__Task__. Identify the lines that contain the word "листового", then copy them.

Collected data:
++++++

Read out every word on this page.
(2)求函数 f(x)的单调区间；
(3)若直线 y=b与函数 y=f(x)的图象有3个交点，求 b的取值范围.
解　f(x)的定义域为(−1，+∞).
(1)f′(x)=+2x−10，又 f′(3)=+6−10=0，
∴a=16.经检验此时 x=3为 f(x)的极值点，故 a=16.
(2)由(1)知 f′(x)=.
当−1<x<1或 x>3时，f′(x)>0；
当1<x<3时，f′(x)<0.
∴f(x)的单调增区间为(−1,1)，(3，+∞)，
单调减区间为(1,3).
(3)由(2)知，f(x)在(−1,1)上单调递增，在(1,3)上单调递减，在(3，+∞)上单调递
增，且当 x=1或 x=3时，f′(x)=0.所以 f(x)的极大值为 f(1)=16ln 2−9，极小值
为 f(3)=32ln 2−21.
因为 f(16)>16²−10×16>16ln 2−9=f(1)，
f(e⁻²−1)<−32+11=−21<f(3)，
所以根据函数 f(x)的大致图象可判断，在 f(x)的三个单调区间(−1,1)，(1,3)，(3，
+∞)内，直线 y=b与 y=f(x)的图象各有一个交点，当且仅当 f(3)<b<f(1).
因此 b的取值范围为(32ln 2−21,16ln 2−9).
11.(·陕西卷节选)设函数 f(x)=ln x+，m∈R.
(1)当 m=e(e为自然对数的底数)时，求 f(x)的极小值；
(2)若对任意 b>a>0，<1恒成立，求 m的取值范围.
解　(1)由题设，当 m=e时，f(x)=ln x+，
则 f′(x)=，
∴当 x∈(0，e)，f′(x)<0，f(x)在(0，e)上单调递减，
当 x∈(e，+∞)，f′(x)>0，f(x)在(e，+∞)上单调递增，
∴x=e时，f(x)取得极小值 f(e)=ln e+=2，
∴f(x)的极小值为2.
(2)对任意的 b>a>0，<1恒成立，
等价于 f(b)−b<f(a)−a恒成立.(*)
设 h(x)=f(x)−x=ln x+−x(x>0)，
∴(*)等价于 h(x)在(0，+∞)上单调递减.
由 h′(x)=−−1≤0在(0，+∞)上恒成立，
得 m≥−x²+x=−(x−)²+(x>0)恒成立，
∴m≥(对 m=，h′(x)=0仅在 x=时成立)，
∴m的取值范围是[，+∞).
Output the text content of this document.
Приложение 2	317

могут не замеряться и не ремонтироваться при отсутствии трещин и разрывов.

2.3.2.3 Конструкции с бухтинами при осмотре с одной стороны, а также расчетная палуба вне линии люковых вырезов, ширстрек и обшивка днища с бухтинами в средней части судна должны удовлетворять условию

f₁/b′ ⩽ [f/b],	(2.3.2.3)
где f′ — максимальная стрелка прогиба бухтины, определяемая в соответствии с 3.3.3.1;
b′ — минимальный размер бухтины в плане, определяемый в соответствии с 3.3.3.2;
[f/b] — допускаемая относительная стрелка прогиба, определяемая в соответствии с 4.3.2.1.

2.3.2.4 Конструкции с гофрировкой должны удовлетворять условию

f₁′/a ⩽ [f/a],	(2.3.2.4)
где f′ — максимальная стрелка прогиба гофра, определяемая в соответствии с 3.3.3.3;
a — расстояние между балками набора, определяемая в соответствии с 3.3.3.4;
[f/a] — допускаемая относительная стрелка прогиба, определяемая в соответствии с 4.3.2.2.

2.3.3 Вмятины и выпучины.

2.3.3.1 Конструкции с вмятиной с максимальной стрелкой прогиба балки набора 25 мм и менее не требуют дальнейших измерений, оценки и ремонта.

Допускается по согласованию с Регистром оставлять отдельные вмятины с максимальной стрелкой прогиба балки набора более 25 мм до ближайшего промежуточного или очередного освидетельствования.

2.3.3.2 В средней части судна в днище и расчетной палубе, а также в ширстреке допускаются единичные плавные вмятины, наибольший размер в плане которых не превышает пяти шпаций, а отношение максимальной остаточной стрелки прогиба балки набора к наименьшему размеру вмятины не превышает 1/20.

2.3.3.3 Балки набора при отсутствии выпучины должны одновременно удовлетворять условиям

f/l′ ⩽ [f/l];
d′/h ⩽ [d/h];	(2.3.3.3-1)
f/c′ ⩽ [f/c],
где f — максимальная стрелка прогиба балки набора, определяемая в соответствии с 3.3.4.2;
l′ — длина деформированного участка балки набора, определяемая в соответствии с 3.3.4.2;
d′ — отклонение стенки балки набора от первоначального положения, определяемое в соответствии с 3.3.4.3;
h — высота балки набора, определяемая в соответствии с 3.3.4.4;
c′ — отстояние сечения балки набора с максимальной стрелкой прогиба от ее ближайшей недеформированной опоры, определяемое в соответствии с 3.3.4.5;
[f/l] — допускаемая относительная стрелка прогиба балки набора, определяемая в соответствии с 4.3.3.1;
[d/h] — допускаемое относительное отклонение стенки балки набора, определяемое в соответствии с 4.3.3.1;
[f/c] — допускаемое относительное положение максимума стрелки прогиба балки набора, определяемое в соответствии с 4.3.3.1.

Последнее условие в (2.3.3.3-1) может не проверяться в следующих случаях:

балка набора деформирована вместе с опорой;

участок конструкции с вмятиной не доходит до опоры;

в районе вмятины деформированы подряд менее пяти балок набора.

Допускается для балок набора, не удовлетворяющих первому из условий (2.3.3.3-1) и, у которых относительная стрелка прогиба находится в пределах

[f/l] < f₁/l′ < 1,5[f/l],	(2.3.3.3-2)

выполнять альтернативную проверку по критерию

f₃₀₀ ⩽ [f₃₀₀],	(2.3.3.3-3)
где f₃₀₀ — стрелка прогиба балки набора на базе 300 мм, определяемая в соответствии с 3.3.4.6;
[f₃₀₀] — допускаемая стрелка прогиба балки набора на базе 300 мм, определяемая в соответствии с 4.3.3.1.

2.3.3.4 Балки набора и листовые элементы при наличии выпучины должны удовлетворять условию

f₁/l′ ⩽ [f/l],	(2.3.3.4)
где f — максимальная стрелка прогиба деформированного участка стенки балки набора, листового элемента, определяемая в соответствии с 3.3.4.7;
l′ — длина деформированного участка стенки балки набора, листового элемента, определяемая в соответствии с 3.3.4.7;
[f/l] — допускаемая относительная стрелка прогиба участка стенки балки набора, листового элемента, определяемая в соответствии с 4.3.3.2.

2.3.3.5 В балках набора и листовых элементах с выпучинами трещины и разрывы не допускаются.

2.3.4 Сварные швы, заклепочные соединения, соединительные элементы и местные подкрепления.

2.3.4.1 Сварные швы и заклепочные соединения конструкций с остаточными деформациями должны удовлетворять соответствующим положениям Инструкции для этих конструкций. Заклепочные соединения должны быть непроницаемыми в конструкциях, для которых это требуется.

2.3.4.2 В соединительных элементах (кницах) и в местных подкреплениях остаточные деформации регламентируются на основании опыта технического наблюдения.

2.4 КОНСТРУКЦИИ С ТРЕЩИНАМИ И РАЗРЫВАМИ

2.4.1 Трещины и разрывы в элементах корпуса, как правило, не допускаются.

++++++

__Task output__.
где f — максимальная стрелка прогиба деформированного участка стенки балки набора, листового элемента, определяемая в соответствии с 3.3.4.7;
l′ — длина деформированного участка стенки балки набора, листового элемента, определяемая в соответствии с 3.3.4.7;
[f/l] — допускаемая относительная стрелка прогиба участка стенки балки набора, листового элемента, определяемая в соответствии с 4.3.3.2.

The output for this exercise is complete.